Input data>
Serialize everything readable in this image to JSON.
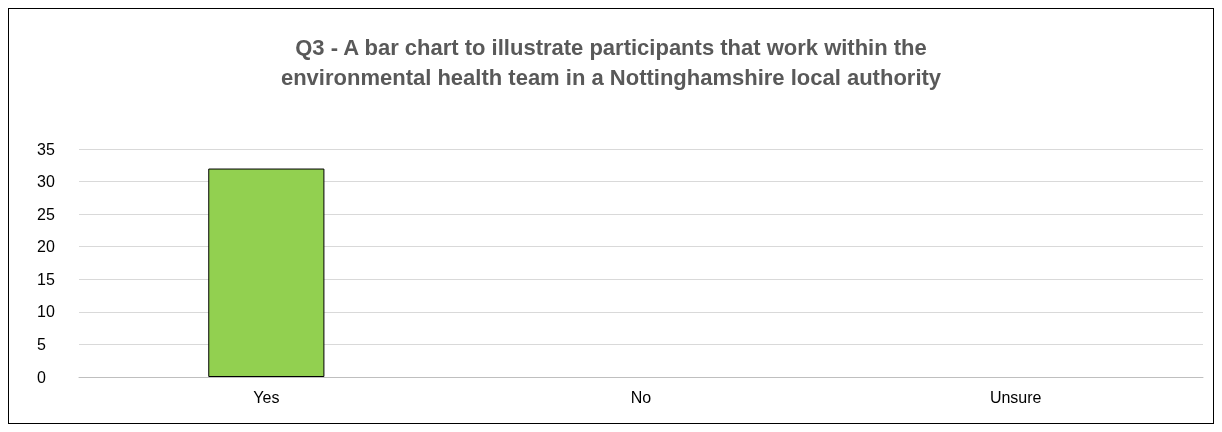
{
  "chart_data": {
    "type": "bar",
    "title": "Q3 - A bar chart to illustrate participants that work within the\nenvironmental health team in a Nottinghamshire local authority",
    "categories": [
      "Yes",
      "No",
      "Unsure"
    ],
    "values": [
      32,
      0,
      0
    ],
    "color": "#92d050",
    "ylim": [
      0,
      35
    ],
    "yticks": [
      0,
      5,
      10,
      15,
      20,
      25,
      30,
      35
    ],
    "grid": "y"
  }
}
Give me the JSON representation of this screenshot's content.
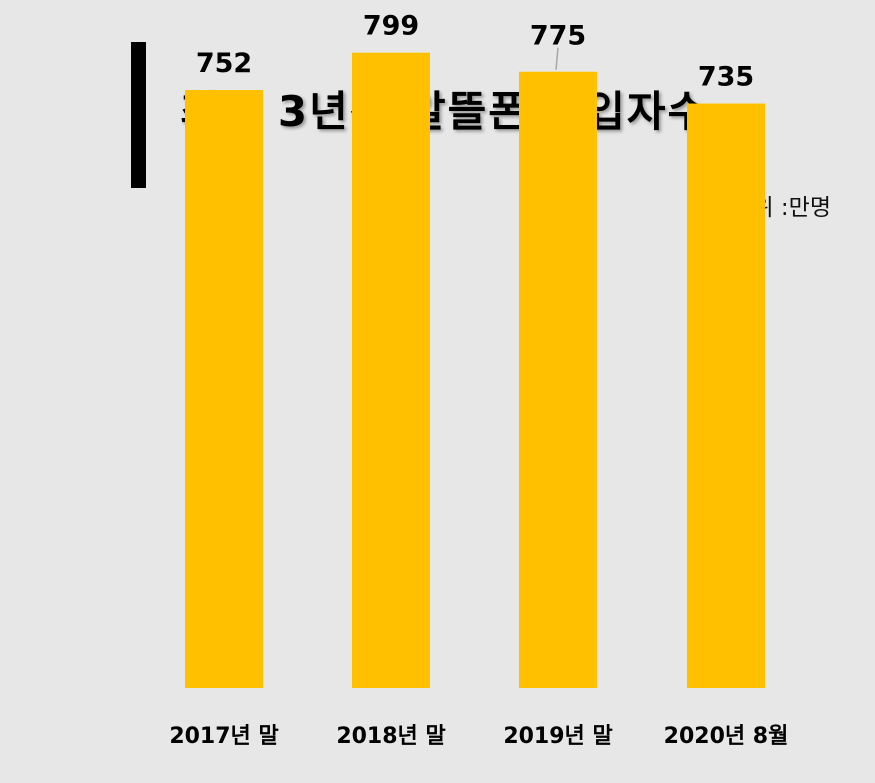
{
  "header": {
    "title": "최근 3년간 알뜰폰 가입자수",
    "unit": "단위 :만명"
  },
  "chart_data": {
    "type": "bar",
    "title": "최근 3년간 알뜰폰 가입자수",
    "unit": "단위 :만명",
    "categories": [
      "2017년 말",
      "2018년 말",
      "2019년 말",
      "2020년 8월"
    ],
    "values": [
      752,
      799,
      775,
      735
    ],
    "value_labels": [
      "752",
      "799",
      "775",
      "735"
    ],
    "ylim": [
      0,
      830
    ],
    "grid": false,
    "legend": "none",
    "bar_color": "#FFC000"
  }
}
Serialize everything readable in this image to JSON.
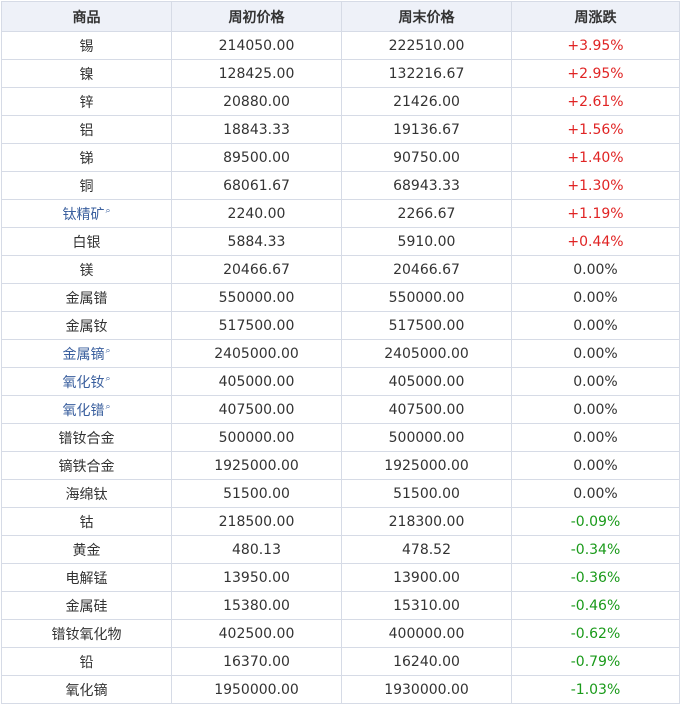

Given request>
With the pictures omitted, reproduce the records in full and exactly.

Written reply>
Serialize everything readable in this image to JSON.
{
  "chart_data": {
    "type": "bar",
    "title": "Q3 - A bar chart to illustrate participants that work within the\nenvironmental health team in a Nottinghamshire local authority",
    "categories": [
      "Yes",
      "No",
      "Unsure"
    ],
    "values": [
      32,
      0,
      0
    ],
    "color": "#92d050",
    "ylim": [
      0,
      35
    ],
    "yticks": [
      0,
      5,
      10,
      15,
      20,
      25,
      30,
      35
    ],
    "grid": "y"
  }
}
Give me the JSON representation of this screenshot's content.
{
  "header": {
    "title": "최근 3년간 알뜰폰 가입자수",
    "unit": "단위 :만명"
  },
  "chart_data": {
    "type": "bar",
    "title": "최근 3년간 알뜰폰 가입자수",
    "unit": "단위 :만명",
    "categories": [
      "2017년 말",
      "2018년 말",
      "2019년 말",
      "2020년 8월"
    ],
    "values": [
      752,
      799,
      775,
      735
    ],
    "value_labels": [
      "752",
      "799",
      "775",
      "735"
    ],
    "ylim": [
      0,
      830
    ],
    "grid": false,
    "legend": "none",
    "bar_color": "#FFC000"
  }
}
Serialize everything readable in this image to JSON.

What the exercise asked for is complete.